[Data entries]

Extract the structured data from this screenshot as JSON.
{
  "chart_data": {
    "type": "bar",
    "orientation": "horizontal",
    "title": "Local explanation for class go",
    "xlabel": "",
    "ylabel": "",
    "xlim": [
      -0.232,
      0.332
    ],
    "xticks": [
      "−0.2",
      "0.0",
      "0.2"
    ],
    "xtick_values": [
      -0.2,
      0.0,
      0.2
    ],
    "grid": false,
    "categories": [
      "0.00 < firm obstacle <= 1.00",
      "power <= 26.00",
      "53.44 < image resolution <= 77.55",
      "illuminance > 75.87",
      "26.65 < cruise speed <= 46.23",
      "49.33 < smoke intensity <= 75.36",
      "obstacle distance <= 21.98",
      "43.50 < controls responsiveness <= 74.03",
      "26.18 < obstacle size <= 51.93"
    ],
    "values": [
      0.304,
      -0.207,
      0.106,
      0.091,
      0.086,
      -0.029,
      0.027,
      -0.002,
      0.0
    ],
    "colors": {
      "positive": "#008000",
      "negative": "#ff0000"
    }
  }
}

» **Task objective**: Select from the material above each line in which the string "obstacle" appears, and list those lines.

» **Exercise output**:
      "0.00 < firm obstacle <= 1.00",
      "obstacle distance <= 21.98",
      "26.18 < obstacle size <= 51.93"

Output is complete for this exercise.